• [Short task] Everything in the listing should be restated word for word.

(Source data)
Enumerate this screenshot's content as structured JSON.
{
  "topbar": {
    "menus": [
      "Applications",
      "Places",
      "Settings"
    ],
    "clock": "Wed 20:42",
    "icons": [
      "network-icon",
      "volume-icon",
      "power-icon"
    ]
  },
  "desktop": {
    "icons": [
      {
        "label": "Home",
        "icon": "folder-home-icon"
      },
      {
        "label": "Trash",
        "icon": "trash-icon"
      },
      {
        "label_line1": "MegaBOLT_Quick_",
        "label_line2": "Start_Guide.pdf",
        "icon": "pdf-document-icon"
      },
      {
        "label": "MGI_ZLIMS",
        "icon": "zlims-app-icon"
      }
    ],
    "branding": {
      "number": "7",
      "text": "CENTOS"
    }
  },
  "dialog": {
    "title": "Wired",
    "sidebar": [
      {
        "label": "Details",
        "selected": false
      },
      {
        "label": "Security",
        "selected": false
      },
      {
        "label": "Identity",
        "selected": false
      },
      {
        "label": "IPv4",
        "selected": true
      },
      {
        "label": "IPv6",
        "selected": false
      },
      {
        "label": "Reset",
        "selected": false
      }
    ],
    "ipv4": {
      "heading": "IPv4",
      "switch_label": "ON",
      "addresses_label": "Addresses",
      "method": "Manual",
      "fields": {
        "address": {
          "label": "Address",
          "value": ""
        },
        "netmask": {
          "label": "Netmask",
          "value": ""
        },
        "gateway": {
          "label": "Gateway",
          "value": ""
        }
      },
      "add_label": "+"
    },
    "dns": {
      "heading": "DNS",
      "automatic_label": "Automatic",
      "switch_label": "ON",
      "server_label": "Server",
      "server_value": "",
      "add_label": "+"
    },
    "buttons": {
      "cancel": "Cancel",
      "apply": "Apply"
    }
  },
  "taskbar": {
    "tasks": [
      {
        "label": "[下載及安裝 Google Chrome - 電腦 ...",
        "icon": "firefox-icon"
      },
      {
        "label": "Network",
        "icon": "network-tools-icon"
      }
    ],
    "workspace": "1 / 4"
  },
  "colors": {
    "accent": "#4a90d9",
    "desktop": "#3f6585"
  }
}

• [Complete response]
Enumerate this screenshot's content as structured JSON.
{
  "topbar": {
    "menus": [
      "Applications",
      "Places",
      "Settings"
    ],
    "clock": "Wed 20:42",
    "icons": [
      "network-icon",
      "volume-icon",
      "power-icon"
    ]
  },
  "desktop": {
    "icons": [
      {
        "label": "Home",
        "icon": "folder-home-icon"
      },
      {
        "label": "Trash",
        "icon": "trash-icon"
      },
      {
        "label_line1": "MegaBOLT_Quick_",
        "label_line2": "Start_Guide.pdf",
        "icon": "pdf-document-icon"
      },
      {
        "label": "MGI_ZLIMS",
        "icon": "zlims-app-icon"
      }
    ],
    "branding": {
      "number": "7",
      "text": "CENTOS"
    }
  },
  "dialog": {
    "title": "Wired",
    "sidebar": [
      {
        "label": "Details",
        "selected": false
      },
      {
        "label": "Security",
        "selected": false
      },
      {
        "label": "Identity",
        "selected": false
      },
      {
        "label": "IPv4",
        "selected": true
      },
      {
        "label": "IPv6",
        "selected": false
      },
      {
        "label": "Reset",
        "selected": false
      }
    ],
    "ipv4": {
      "heading": "IPv4",
      "switch_label": "ON",
      "addresses_label": "Addresses",
      "method": "Manual",
      "fields": {
        "address": {
          "label": "Address",
          "value": ""
        },
        "netmask": {
          "label": "Netmask",
          "value": ""
        },
        "gateway": {
          "label": "Gateway",
          "value": ""
        }
      },
      "add_label": "+"
    },
    "dns": {
      "heading": "DNS",
      "automatic_label": "Automatic",
      "switch_label": "ON",
      "server_label": "Server",
      "server_value": "",
      "add_label": "+"
    },
    "buttons": {
      "cancel": "Cancel",
      "apply": "Apply"
    }
  },
  "taskbar": {
    "tasks": [
      {
        "label": "[下載及安裝 Google Chrome - 電腦 ...",
        "icon": "firefox-icon"
      },
      {
        "label": "Network",
        "icon": "network-tools-icon"
      }
    ],
    "workspace": "1 / 4"
  },
  "colors": {
    "accent": "#4a90d9",
    "desktop": "#3f6585"
  }
}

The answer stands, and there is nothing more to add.